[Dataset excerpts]
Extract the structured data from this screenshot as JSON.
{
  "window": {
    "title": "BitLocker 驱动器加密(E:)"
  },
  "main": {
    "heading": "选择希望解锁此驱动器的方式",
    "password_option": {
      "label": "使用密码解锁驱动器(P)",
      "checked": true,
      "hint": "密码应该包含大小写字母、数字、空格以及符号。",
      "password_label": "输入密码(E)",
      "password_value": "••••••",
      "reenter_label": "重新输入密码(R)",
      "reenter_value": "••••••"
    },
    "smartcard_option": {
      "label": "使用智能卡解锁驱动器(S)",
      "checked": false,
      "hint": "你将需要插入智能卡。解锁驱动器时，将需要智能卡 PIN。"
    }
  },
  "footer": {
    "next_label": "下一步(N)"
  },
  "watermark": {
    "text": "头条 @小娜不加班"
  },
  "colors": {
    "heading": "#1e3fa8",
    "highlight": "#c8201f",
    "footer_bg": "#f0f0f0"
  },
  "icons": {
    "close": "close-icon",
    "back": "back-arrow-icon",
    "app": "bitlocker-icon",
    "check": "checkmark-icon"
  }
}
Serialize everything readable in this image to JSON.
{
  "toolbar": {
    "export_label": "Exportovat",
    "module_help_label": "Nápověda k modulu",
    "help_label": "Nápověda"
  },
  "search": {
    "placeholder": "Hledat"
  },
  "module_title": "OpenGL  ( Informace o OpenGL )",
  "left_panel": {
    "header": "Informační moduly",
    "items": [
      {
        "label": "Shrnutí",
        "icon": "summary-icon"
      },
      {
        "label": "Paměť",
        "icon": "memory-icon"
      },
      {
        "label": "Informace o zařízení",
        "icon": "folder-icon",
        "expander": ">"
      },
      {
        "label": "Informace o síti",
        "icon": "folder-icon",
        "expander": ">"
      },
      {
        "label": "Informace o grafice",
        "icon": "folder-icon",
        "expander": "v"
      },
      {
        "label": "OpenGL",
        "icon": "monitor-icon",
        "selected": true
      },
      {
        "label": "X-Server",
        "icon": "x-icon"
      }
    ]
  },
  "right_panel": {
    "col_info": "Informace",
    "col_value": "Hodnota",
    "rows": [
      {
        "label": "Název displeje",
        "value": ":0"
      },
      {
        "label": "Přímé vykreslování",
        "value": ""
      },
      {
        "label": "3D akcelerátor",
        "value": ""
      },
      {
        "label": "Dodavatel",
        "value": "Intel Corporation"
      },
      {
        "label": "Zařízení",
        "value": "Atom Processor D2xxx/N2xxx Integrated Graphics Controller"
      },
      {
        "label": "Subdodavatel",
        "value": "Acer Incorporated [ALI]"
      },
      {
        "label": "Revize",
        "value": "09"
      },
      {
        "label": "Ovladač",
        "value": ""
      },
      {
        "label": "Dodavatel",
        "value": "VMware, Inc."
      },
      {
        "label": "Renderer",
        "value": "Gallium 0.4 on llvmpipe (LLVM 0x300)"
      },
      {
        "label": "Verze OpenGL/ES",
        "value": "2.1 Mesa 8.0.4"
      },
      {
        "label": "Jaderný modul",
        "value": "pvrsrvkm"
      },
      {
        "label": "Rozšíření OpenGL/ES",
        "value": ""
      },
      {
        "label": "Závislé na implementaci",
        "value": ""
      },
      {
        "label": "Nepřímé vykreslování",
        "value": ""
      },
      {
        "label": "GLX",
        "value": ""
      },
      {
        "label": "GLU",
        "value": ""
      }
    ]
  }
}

What is needed
Take every line from the data above that holds "JSON" and copy it out.

The reply
Extract the structured data from this screenshot as JSON.
Serialize everything readable in this image to JSON.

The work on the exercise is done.